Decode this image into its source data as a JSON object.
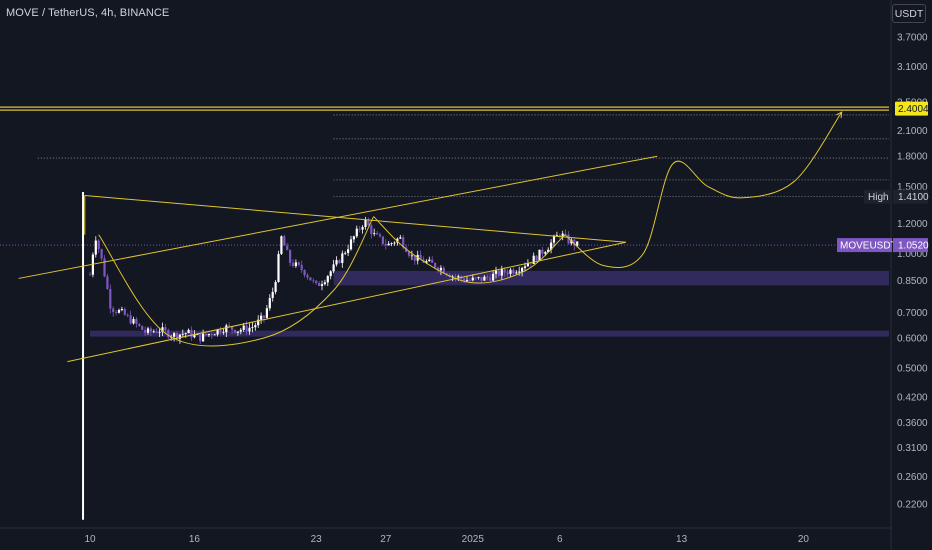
{
  "header": {
    "symbol_line": "MOVE / TetherUS, 4h, BINANCE",
    "currency_button": "USDT"
  },
  "colors": {
    "background": "#131722",
    "up_candle": "#ffffff",
    "down_candle": "#7e57c2",
    "drawing": "#e0c431",
    "zone": "#4a3a8c",
    "current_price_tag": "#7e57c2",
    "resistance_tag": "#f5e51b"
  },
  "icons": {
    "currency": "text-button"
  },
  "chart_data": {
    "type": "candlestick",
    "symbol": "MOVE / TetherUS",
    "timeframe": "4h",
    "exchange": "BINANCE",
    "scale": "log",
    "grid": false,
    "ylim": [
      0.2,
      4.2
    ],
    "y_ticks": [
      "3.7000",
      "3.1000",
      "2.5000",
      "2.1000",
      "1.8000",
      "1.5000",
      "1.2000",
      "1.0000",
      "0.8500",
      "0.7000",
      "0.6000",
      "0.5000",
      "0.4200",
      "0.3600",
      "0.3100",
      "0.2600",
      "0.2200"
    ],
    "x_ticks": [
      {
        "label": "10",
        "day": 0
      },
      {
        "label": "16",
        "day": 6
      },
      {
        "label": "23",
        "day": 13
      },
      {
        "label": "27",
        "day": 17
      },
      {
        "label": "2025",
        "day": 22
      },
      {
        "label": "6",
        "day": 27
      },
      {
        "label": "13",
        "day": 34
      },
      {
        "label": "20",
        "day": 41
      }
    ],
    "tags": [
      {
        "label": "",
        "value": "2.4004",
        "price": 2.4004,
        "style": "resistance"
      },
      {
        "label": "High",
        "value": "1.4100",
        "price": 1.41,
        "style": "high"
      },
      {
        "label": "MOVEUSDT",
        "value": "1.0520",
        "price": 1.052,
        "style": "current"
      }
    ],
    "price_path": [
      [
        0,
        0.88
      ],
      [
        0.3,
        1.12
      ],
      [
        0.7,
        0.95
      ],
      [
        1.2,
        0.72
      ],
      [
        1.8,
        0.7
      ],
      [
        2.5,
        0.66
      ],
      [
        3.2,
        0.62
      ],
      [
        4,
        0.63
      ],
      [
        4.8,
        0.61
      ],
      [
        5.6,
        0.62
      ],
      [
        6.3,
        0.6
      ],
      [
        7,
        0.62
      ],
      [
        7.8,
        0.64
      ],
      [
        8.5,
        0.63
      ],
      [
        9.3,
        0.64
      ],
      [
        10,
        0.68
      ],
      [
        10.6,
        0.82
      ],
      [
        11,
        1.1
      ],
      [
        11.5,
        0.95
      ],
      [
        12.3,
        0.9
      ],
      [
        13,
        0.82
      ],
      [
        13.5,
        0.86
      ],
      [
        14.1,
        0.93
      ],
      [
        14.7,
        1.02
      ],
      [
        15.3,
        1.13
      ],
      [
        15.8,
        1.22
      ],
      [
        16.3,
        1.12
      ],
      [
        17.1,
        1.05
      ],
      [
        17.8,
        1.1
      ],
      [
        18.5,
        0.98
      ],
      [
        19.3,
        0.95
      ],
      [
        20.1,
        0.92
      ],
      [
        20.9,
        0.87
      ],
      [
        21.8,
        0.85
      ],
      [
        22.7,
        0.86
      ],
      [
        23.6,
        0.89
      ],
      [
        24.5,
        0.91
      ],
      [
        25.4,
        0.96
      ],
      [
        26.3,
        1.04
      ],
      [
        27,
        1.13
      ],
      [
        27.5,
        1.08
      ],
      [
        28,
        1.052
      ]
    ],
    "initial_wick": {
      "day": -0.4,
      "low": 0.2,
      "high": 1.45
    },
    "drawings": {
      "descending_line": [
        [
          -0.3,
          1.42
        ],
        [
          30.8,
          1.07
        ]
      ],
      "ascending_resistance": [
        [
          -4.1,
          0.86
        ],
        [
          32.6,
          1.8
        ]
      ],
      "ascending_support": [
        [
          -1.3,
          0.52
        ],
        [
          30.8,
          1.07
        ]
      ],
      "cup_1": [
        [
          0.5,
          1.12
        ],
        [
          4.5,
          0.61
        ],
        [
          10,
          0.6
        ],
        [
          14,
          0.8
        ],
        [
          16.3,
          1.25
        ]
      ],
      "cup_2": [
        [
          16.3,
          1.25
        ],
        [
          18.5,
          1.0
        ],
        [
          21.8,
          0.84
        ],
        [
          25,
          0.9
        ],
        [
          27.3,
          1.12
        ]
      ],
      "projection": [
        [
          27.3,
          1.12
        ],
        [
          29.5,
          0.93
        ],
        [
          31.8,
          1.0
        ],
        [
          33.5,
          1.72
        ],
        [
          35.5,
          1.5
        ],
        [
          37.5,
          1.4
        ],
        [
          40.5,
          1.55
        ],
        [
          43.2,
          2.35
        ]
      ],
      "resistance_level": 2.4004,
      "dotted_levels": [
        {
          "price": 2.31,
          "from_day": 14
        },
        {
          "price": 2.0,
          "from_day": 14
        },
        {
          "price": 1.78,
          "from_day": -3
        },
        {
          "price": 1.56,
          "from_day": 14
        },
        {
          "price": 1.41,
          "from_day": 14
        }
      ],
      "zones": [
        {
          "low": 0.825,
          "high": 0.9,
          "from_day": 14
        },
        {
          "low": 0.605,
          "high": 0.627,
          "from_day": 0
        }
      ],
      "current_price_line": 1.052
    }
  }
}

#### [Brief]
Print the entries above exactly, taking out only the pictures.

#### [Task response]
Decode this image into its source data as a JSON object.
{
  "header": {
    "symbol_line": "MOVE / TetherUS, 4h, BINANCE",
    "currency_button": "USDT"
  },
  "colors": {
    "background": "#131722",
    "up_candle": "#ffffff",
    "down_candle": "#7e57c2",
    "drawing": "#e0c431",
    "zone": "#4a3a8c",
    "current_price_tag": "#7e57c2",
    "resistance_tag": "#f5e51b"
  },
  "icons": {
    "currency": "text-button"
  },
  "chart_data": {
    "type": "candlestick",
    "symbol": "MOVE / TetherUS",
    "timeframe": "4h",
    "exchange": "BINANCE",
    "scale": "log",
    "grid": false,
    "ylim": [
      0.2,
      4.2
    ],
    "y_ticks": [
      "3.7000",
      "3.1000",
      "2.5000",
      "2.1000",
      "1.8000",
      "1.5000",
      "1.2000",
      "1.0000",
      "0.8500",
      "0.7000",
      "0.6000",
      "0.5000",
      "0.4200",
      "0.3600",
      "0.3100",
      "0.2600",
      "0.2200"
    ],
    "x_ticks": [
      {
        "label": "10",
        "day": 0
      },
      {
        "label": "16",
        "day": 6
      },
      {
        "label": "23",
        "day": 13
      },
      {
        "label": "27",
        "day": 17
      },
      {
        "label": "2025",
        "day": 22
      },
      {
        "label": "6",
        "day": 27
      },
      {
        "label": "13",
        "day": 34
      },
      {
        "label": "20",
        "day": 41
      }
    ],
    "tags": [
      {
        "label": "",
        "value": "2.4004",
        "price": 2.4004,
        "style": "resistance"
      },
      {
        "label": "High",
        "value": "1.4100",
        "price": 1.41,
        "style": "high"
      },
      {
        "label": "MOVEUSDT",
        "value": "1.0520",
        "price": 1.052,
        "style": "current"
      }
    ],
    "price_path": [
      [
        0,
        0.88
      ],
      [
        0.3,
        1.12
      ],
      [
        0.7,
        0.95
      ],
      [
        1.2,
        0.72
      ],
      [
        1.8,
        0.7
      ],
      [
        2.5,
        0.66
      ],
      [
        3.2,
        0.62
      ],
      [
        4,
        0.63
      ],
      [
        4.8,
        0.61
      ],
      [
        5.6,
        0.62
      ],
      [
        6.3,
        0.6
      ],
      [
        7,
        0.62
      ],
      [
        7.8,
        0.64
      ],
      [
        8.5,
        0.63
      ],
      [
        9.3,
        0.64
      ],
      [
        10,
        0.68
      ],
      [
        10.6,
        0.82
      ],
      [
        11,
        1.1
      ],
      [
        11.5,
        0.95
      ],
      [
        12.3,
        0.9
      ],
      [
        13,
        0.82
      ],
      [
        13.5,
        0.86
      ],
      [
        14.1,
        0.93
      ],
      [
        14.7,
        1.02
      ],
      [
        15.3,
        1.13
      ],
      [
        15.8,
        1.22
      ],
      [
        16.3,
        1.12
      ],
      [
        17.1,
        1.05
      ],
      [
        17.8,
        1.1
      ],
      [
        18.5,
        0.98
      ],
      [
        19.3,
        0.95
      ],
      [
        20.1,
        0.92
      ],
      [
        20.9,
        0.87
      ],
      [
        21.8,
        0.85
      ],
      [
        22.7,
        0.86
      ],
      [
        23.6,
        0.89
      ],
      [
        24.5,
        0.91
      ],
      [
        25.4,
        0.96
      ],
      [
        26.3,
        1.04
      ],
      [
        27,
        1.13
      ],
      [
        27.5,
        1.08
      ],
      [
        28,
        1.052
      ]
    ],
    "initial_wick": {
      "day": -0.4,
      "low": 0.2,
      "high": 1.45
    },
    "drawings": {
      "descending_line": [
        [
          -0.3,
          1.42
        ],
        [
          30.8,
          1.07
        ]
      ],
      "ascending_resistance": [
        [
          -4.1,
          0.86
        ],
        [
          32.6,
          1.8
        ]
      ],
      "ascending_support": [
        [
          -1.3,
          0.52
        ],
        [
          30.8,
          1.07
        ]
      ],
      "cup_1": [
        [
          0.5,
          1.12
        ],
        [
          4.5,
          0.61
        ],
        [
          10,
          0.6
        ],
        [
          14,
          0.8
        ],
        [
          16.3,
          1.25
        ]
      ],
      "cup_2": [
        [
          16.3,
          1.25
        ],
        [
          18.5,
          1.0
        ],
        [
          21.8,
          0.84
        ],
        [
          25,
          0.9
        ],
        [
          27.3,
          1.12
        ]
      ],
      "projection": [
        [
          27.3,
          1.12
        ],
        [
          29.5,
          0.93
        ],
        [
          31.8,
          1.0
        ],
        [
          33.5,
          1.72
        ],
        [
          35.5,
          1.5
        ],
        [
          37.5,
          1.4
        ],
        [
          40.5,
          1.55
        ],
        [
          43.2,
          2.35
        ]
      ],
      "resistance_level": 2.4004,
      "dotted_levels": [
        {
          "price": 2.31,
          "from_day": 14
        },
        {
          "price": 2.0,
          "from_day": 14
        },
        {
          "price": 1.78,
          "from_day": -3
        },
        {
          "price": 1.56,
          "from_day": 14
        },
        {
          "price": 1.41,
          "from_day": 14
        }
      ],
      "zones": [
        {
          "low": 0.825,
          "high": 0.9,
          "from_day": 14
        },
        {
          "low": 0.605,
          "high": 0.627,
          "from_day": 0
        }
      ],
      "current_price_line": 1.052
    }
  }
}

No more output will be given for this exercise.